● WHAT THE EXERCISE ASKS
Below is a block of records; return all of them exactly, but without the images.

=====

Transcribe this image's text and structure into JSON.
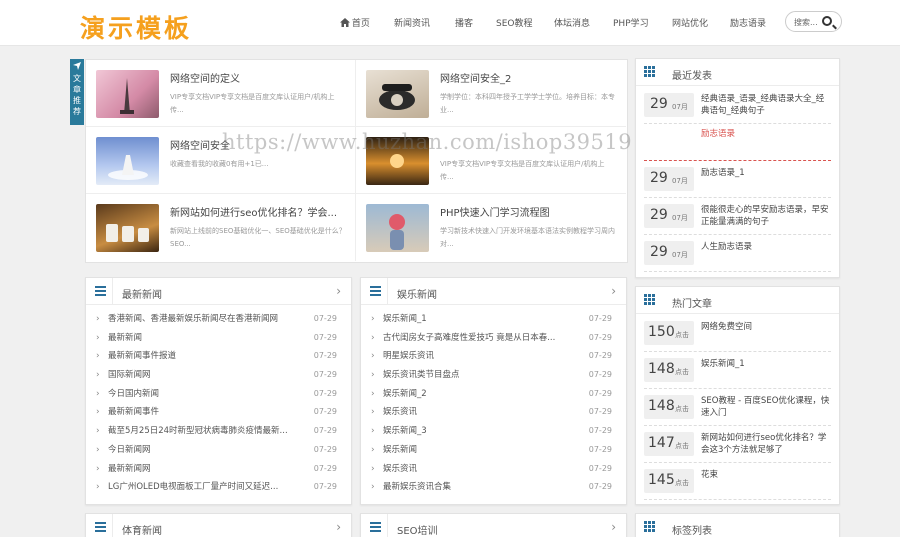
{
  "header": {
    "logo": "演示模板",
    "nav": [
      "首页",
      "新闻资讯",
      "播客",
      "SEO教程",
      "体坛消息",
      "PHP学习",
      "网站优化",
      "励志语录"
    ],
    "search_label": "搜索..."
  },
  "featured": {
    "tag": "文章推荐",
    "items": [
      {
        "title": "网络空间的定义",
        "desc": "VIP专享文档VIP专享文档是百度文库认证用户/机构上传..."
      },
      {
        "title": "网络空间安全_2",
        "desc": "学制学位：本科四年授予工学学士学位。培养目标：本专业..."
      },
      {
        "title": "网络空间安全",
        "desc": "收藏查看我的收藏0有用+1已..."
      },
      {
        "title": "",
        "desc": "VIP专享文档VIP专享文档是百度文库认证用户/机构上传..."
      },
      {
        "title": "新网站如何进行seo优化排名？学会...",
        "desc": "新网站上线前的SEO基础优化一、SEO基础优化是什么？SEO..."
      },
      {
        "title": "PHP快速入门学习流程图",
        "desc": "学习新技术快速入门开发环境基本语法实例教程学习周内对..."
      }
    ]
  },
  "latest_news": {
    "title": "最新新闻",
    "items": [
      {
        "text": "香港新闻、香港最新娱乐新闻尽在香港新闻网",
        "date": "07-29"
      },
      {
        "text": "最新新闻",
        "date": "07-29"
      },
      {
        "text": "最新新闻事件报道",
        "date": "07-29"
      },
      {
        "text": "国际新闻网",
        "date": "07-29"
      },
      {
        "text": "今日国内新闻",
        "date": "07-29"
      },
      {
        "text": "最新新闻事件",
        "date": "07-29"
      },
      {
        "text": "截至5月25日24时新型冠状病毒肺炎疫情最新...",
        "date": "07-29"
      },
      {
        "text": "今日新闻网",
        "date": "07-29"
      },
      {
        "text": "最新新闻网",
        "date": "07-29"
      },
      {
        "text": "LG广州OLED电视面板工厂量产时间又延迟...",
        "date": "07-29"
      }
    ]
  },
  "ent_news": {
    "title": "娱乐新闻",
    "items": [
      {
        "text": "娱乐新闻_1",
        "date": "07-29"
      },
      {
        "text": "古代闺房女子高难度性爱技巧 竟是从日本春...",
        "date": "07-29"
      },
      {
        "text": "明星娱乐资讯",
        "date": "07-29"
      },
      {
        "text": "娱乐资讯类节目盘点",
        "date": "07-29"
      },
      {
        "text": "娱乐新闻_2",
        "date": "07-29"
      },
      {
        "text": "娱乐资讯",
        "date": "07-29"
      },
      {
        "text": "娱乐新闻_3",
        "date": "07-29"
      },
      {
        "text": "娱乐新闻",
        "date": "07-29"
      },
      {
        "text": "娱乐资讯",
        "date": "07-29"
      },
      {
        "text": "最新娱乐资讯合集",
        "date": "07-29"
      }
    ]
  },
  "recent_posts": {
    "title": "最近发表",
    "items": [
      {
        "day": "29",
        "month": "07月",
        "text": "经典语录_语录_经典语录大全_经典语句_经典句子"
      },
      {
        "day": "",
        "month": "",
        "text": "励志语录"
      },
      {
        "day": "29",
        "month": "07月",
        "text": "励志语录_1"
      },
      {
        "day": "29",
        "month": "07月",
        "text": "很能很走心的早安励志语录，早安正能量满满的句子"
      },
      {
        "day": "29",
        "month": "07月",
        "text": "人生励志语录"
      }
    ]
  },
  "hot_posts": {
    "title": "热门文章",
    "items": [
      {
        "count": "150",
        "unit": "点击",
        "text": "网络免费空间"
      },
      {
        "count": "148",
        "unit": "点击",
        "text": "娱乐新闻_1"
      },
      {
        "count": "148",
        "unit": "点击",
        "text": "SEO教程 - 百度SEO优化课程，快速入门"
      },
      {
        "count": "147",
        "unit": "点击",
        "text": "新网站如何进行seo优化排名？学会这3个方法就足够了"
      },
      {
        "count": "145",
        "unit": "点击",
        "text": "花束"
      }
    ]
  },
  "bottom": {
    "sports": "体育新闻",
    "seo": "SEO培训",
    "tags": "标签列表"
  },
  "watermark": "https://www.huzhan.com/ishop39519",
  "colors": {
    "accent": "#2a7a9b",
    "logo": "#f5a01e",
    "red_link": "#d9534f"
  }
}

=====

● RESULT OF THE TASK
Transcribe this image's text and structure into JSON.
{
  "header": {
    "logo": "演示模板",
    "nav": [
      "首页",
      "新闻资讯",
      "播客",
      "SEO教程",
      "体坛消息",
      "PHP学习",
      "网站优化",
      "励志语录"
    ],
    "search_label": "搜索..."
  },
  "featured": {
    "tag": "文章推荐",
    "items": [
      {
        "title": "网络空间的定义",
        "desc": "VIP专享文档VIP专享文档是百度文库认证用户/机构上传..."
      },
      {
        "title": "网络空间安全_2",
        "desc": "学制学位：本科四年授予工学学士学位。培养目标：本专业..."
      },
      {
        "title": "网络空间安全",
        "desc": "收藏查看我的收藏0有用+1已..."
      },
      {
        "title": "",
        "desc": "VIP专享文档VIP专享文档是百度文库认证用户/机构上传..."
      },
      {
        "title": "新网站如何进行seo优化排名？学会...",
        "desc": "新网站上线前的SEO基础优化一、SEO基础优化是什么？SEO..."
      },
      {
        "title": "PHP快速入门学习流程图",
        "desc": "学习新技术快速入门开发环境基本语法实例教程学习周内对..."
      }
    ]
  },
  "latest_news": {
    "title": "最新新闻",
    "items": [
      {
        "text": "香港新闻、香港最新娱乐新闻尽在香港新闻网",
        "date": "07-29"
      },
      {
        "text": "最新新闻",
        "date": "07-29"
      },
      {
        "text": "最新新闻事件报道",
        "date": "07-29"
      },
      {
        "text": "国际新闻网",
        "date": "07-29"
      },
      {
        "text": "今日国内新闻",
        "date": "07-29"
      },
      {
        "text": "最新新闻事件",
        "date": "07-29"
      },
      {
        "text": "截至5月25日24时新型冠状病毒肺炎疫情最新...",
        "date": "07-29"
      },
      {
        "text": "今日新闻网",
        "date": "07-29"
      },
      {
        "text": "最新新闻网",
        "date": "07-29"
      },
      {
        "text": "LG广州OLED电视面板工厂量产时间又延迟...",
        "date": "07-29"
      }
    ]
  },
  "ent_news": {
    "title": "娱乐新闻",
    "items": [
      {
        "text": "娱乐新闻_1",
        "date": "07-29"
      },
      {
        "text": "古代闺房女子高难度性爱技巧 竟是从日本春...",
        "date": "07-29"
      },
      {
        "text": "明星娱乐资讯",
        "date": "07-29"
      },
      {
        "text": "娱乐资讯类节目盘点",
        "date": "07-29"
      },
      {
        "text": "娱乐新闻_2",
        "date": "07-29"
      },
      {
        "text": "娱乐资讯",
        "date": "07-29"
      },
      {
        "text": "娱乐新闻_3",
        "date": "07-29"
      },
      {
        "text": "娱乐新闻",
        "date": "07-29"
      },
      {
        "text": "娱乐资讯",
        "date": "07-29"
      },
      {
        "text": "最新娱乐资讯合集",
        "date": "07-29"
      }
    ]
  },
  "recent_posts": {
    "title": "最近发表",
    "items": [
      {
        "day": "29",
        "month": "07月",
        "text": "经典语录_语录_经典语录大全_经典语句_经典句子"
      },
      {
        "day": "",
        "month": "",
        "text": "励志语录"
      },
      {
        "day": "29",
        "month": "07月",
        "text": "励志语录_1"
      },
      {
        "day": "29",
        "month": "07月",
        "text": "很能很走心的早安励志语录，早安正能量满满的句子"
      },
      {
        "day": "29",
        "month": "07月",
        "text": "人生励志语录"
      }
    ]
  },
  "hot_posts": {
    "title": "热门文章",
    "items": [
      {
        "count": "150",
        "unit": "点击",
        "text": "网络免费空间"
      },
      {
        "count": "148",
        "unit": "点击",
        "text": "娱乐新闻_1"
      },
      {
        "count": "148",
        "unit": "点击",
        "text": "SEO教程 - 百度SEO优化课程，快速入门"
      },
      {
        "count": "147",
        "unit": "点击",
        "text": "新网站如何进行seo优化排名？学会这3个方法就足够了"
      },
      {
        "count": "145",
        "unit": "点击",
        "text": "花束"
      }
    ]
  },
  "bottom": {
    "sports": "体育新闻",
    "seo": "SEO培训",
    "tags": "标签列表"
  },
  "watermark": "https://www.huzhan.com/ishop39519",
  "colors": {
    "accent": "#2a7a9b",
    "logo": "#f5a01e",
    "red_link": "#d9534f"
  }
}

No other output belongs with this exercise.